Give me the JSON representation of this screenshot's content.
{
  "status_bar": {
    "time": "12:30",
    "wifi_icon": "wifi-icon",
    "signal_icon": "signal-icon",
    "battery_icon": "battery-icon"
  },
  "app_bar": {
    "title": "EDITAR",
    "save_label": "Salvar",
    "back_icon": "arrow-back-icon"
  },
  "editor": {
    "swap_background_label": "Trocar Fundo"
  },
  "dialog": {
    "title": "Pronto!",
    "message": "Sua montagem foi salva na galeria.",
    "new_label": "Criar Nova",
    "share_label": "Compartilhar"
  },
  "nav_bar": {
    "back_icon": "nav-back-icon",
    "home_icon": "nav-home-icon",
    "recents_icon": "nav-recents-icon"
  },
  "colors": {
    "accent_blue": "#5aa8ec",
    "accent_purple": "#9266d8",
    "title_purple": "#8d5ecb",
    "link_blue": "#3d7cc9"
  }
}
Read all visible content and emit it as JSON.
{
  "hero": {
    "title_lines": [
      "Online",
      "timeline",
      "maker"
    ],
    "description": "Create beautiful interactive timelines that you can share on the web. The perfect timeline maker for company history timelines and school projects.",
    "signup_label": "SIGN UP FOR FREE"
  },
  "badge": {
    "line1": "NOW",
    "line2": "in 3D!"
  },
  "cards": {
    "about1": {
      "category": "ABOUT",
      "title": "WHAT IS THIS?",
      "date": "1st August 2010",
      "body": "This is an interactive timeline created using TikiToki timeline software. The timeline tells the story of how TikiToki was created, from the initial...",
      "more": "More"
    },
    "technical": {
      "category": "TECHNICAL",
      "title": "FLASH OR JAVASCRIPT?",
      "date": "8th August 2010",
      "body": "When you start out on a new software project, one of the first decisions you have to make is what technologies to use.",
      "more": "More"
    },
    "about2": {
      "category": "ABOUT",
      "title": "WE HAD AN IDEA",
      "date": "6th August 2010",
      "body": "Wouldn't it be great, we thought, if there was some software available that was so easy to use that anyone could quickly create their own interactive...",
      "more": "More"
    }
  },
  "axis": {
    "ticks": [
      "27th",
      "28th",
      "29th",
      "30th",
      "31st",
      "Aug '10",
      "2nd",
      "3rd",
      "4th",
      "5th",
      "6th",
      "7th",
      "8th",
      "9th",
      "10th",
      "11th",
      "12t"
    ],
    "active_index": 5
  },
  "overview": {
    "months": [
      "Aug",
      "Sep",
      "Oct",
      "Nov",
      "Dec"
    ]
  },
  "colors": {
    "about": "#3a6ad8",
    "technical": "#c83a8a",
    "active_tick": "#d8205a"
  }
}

● Problem to work on: Where a line holds "date", copy it out.

● Output below:
      "date": "1st August 2010",
      "date": "8th August 2010",
      "date": "6th August 2010",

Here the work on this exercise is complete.